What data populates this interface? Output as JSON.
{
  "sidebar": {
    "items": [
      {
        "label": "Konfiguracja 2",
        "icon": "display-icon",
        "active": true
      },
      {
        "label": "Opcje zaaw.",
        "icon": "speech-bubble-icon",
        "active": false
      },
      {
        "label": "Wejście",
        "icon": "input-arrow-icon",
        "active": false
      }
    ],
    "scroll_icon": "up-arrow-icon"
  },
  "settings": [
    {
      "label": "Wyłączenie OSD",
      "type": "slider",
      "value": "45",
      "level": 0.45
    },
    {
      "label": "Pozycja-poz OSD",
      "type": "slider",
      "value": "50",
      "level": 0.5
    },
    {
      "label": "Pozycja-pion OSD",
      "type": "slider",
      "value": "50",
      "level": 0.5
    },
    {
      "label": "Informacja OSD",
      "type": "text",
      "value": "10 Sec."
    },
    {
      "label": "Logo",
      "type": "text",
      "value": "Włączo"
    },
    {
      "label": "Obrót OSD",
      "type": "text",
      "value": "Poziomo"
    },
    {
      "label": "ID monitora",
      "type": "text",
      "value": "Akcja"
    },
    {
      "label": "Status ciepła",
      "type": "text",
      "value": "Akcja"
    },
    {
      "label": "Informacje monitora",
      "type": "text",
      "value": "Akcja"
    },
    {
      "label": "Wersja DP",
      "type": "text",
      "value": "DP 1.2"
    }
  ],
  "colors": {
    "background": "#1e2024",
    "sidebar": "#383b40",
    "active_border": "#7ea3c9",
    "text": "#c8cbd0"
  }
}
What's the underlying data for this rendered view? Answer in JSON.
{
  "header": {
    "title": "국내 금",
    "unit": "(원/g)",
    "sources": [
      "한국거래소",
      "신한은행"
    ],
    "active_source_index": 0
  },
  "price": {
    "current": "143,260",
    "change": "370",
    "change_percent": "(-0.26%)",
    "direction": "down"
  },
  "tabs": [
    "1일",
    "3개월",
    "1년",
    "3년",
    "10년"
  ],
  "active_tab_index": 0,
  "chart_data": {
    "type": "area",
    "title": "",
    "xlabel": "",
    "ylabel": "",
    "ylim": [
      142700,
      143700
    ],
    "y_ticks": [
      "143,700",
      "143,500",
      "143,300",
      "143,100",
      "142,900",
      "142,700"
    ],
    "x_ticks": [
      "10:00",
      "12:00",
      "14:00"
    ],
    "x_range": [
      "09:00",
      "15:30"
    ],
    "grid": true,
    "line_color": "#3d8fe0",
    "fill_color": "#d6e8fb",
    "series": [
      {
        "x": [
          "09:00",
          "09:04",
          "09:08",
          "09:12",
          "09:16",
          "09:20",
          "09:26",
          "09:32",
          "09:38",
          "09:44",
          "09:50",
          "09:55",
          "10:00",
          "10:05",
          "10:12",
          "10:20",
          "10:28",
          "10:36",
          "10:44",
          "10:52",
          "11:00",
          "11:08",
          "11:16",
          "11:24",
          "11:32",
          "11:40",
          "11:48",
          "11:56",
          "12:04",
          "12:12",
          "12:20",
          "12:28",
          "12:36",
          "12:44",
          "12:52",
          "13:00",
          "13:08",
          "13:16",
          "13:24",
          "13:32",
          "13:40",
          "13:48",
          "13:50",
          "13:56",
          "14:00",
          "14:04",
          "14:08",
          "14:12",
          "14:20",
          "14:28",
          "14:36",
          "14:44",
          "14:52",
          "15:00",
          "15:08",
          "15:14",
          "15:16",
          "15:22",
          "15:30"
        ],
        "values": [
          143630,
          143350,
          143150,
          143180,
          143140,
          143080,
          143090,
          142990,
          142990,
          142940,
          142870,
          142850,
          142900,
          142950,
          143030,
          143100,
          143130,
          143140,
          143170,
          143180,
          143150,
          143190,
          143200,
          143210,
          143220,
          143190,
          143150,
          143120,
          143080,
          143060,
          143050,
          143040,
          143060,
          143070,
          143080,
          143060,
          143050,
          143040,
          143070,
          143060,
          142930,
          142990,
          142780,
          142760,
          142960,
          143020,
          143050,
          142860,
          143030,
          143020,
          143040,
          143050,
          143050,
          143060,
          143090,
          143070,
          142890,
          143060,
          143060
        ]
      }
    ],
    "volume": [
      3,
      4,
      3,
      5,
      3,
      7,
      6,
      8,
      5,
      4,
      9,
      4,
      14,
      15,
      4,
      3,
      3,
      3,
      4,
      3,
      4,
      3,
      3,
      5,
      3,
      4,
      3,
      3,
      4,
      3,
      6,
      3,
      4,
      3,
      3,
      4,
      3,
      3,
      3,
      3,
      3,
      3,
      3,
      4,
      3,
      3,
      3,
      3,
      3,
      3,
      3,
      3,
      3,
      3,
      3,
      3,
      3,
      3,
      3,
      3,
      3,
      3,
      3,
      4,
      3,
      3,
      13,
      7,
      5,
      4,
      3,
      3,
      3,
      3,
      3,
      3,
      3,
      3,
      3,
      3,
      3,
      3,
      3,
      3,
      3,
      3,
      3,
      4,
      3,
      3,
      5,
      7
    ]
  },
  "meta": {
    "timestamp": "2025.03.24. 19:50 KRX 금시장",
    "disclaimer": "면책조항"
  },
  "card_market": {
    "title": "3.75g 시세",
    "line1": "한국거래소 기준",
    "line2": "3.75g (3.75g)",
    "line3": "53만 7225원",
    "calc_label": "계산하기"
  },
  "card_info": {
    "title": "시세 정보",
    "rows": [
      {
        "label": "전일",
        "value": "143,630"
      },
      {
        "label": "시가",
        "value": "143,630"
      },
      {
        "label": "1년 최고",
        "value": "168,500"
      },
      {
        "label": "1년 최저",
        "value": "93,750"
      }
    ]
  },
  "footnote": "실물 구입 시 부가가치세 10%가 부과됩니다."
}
::::
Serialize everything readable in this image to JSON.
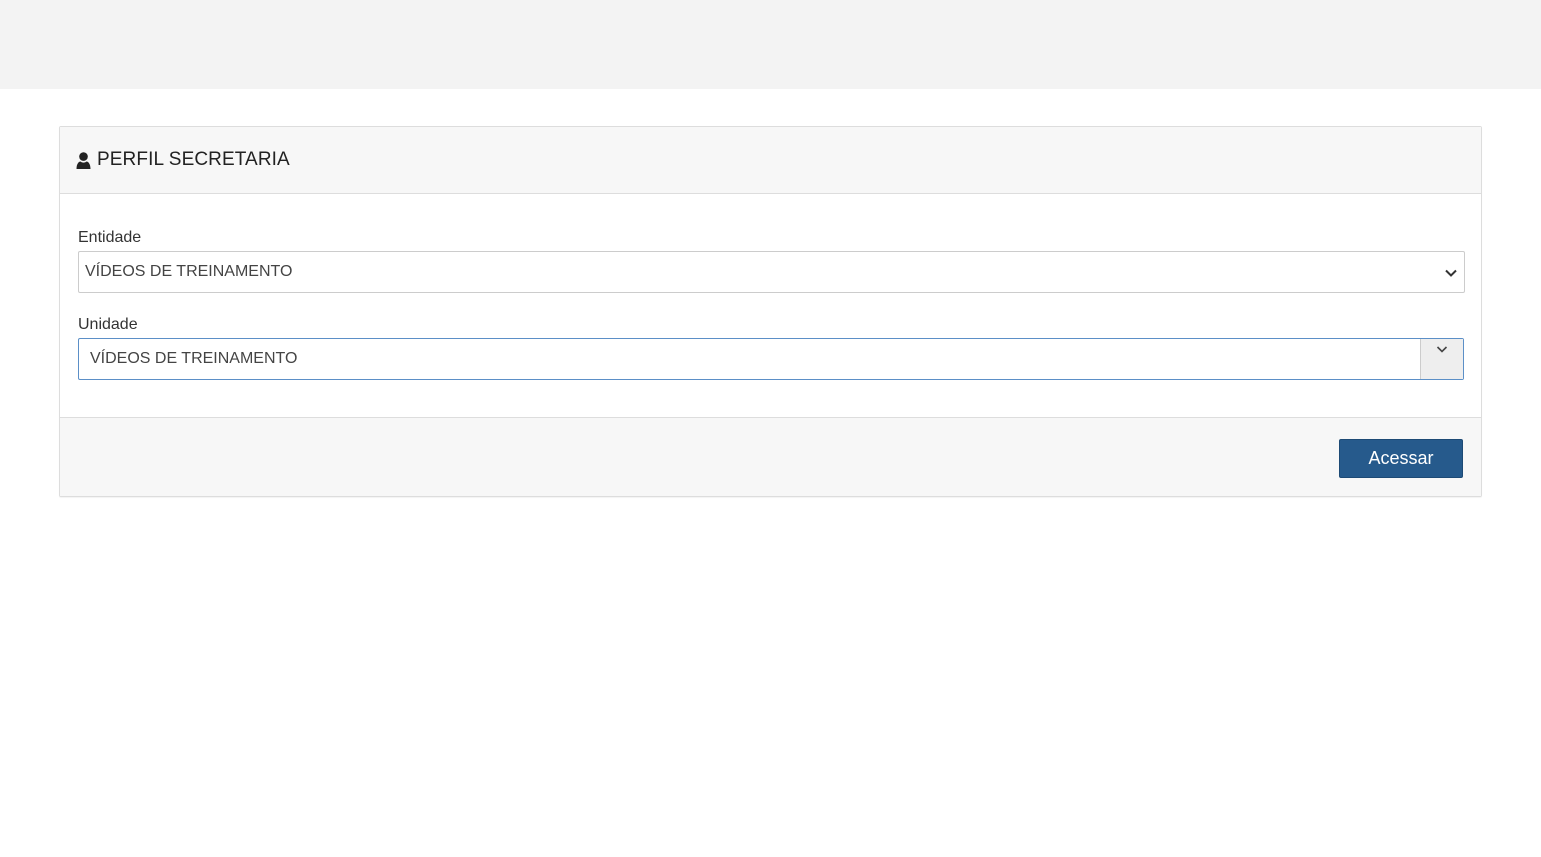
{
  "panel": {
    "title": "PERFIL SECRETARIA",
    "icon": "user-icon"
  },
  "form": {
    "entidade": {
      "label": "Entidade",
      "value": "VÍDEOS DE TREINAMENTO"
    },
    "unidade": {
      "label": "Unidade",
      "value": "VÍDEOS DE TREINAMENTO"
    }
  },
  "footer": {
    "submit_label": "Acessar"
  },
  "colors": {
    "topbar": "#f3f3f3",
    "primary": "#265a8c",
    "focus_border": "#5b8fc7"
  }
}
::::
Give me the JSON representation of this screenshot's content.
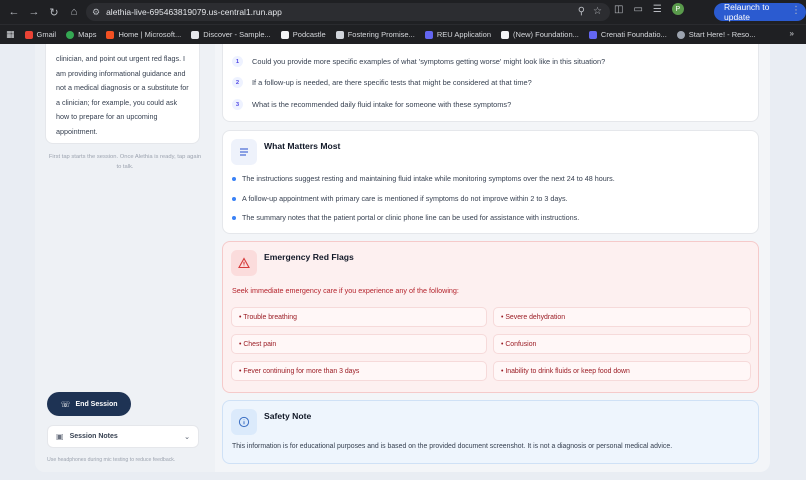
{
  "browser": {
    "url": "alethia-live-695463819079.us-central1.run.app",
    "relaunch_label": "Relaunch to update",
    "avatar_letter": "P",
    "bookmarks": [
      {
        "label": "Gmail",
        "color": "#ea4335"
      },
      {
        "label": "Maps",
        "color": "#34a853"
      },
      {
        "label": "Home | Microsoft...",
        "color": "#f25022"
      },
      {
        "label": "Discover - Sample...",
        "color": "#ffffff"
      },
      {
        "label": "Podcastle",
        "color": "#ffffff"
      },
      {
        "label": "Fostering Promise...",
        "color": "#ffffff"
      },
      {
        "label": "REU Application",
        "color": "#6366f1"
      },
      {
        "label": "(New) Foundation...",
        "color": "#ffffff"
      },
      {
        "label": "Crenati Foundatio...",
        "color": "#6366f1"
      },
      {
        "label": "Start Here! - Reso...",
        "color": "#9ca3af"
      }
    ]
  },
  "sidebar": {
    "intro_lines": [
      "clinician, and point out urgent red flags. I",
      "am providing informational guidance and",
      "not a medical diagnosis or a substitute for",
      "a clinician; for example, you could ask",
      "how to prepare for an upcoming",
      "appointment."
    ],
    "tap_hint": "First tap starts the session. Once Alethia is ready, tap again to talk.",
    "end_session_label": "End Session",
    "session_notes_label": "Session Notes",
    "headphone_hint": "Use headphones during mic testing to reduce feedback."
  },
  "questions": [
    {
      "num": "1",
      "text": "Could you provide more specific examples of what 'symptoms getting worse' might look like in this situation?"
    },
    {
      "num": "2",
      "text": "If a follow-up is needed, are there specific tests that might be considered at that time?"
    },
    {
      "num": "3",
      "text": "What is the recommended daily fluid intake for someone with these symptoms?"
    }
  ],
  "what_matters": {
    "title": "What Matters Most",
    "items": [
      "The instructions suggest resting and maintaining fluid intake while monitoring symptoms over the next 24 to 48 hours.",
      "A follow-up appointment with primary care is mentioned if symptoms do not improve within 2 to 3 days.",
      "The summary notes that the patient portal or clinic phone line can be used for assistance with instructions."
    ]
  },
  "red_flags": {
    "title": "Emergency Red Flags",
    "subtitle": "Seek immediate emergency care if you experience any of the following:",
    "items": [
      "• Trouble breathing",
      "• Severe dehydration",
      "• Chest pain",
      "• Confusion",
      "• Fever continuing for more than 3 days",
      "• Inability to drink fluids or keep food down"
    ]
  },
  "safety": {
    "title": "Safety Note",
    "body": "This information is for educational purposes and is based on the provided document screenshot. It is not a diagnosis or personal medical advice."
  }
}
::::
▸ WHAT THE TASK ASKS:
In the entries above, identify every line with the word "Pozycja". Copy those lines.

▸ IN RESPONSE:
      "label": "Pozycja-poz OSD",
      "label": "Pozycja-pion OSD",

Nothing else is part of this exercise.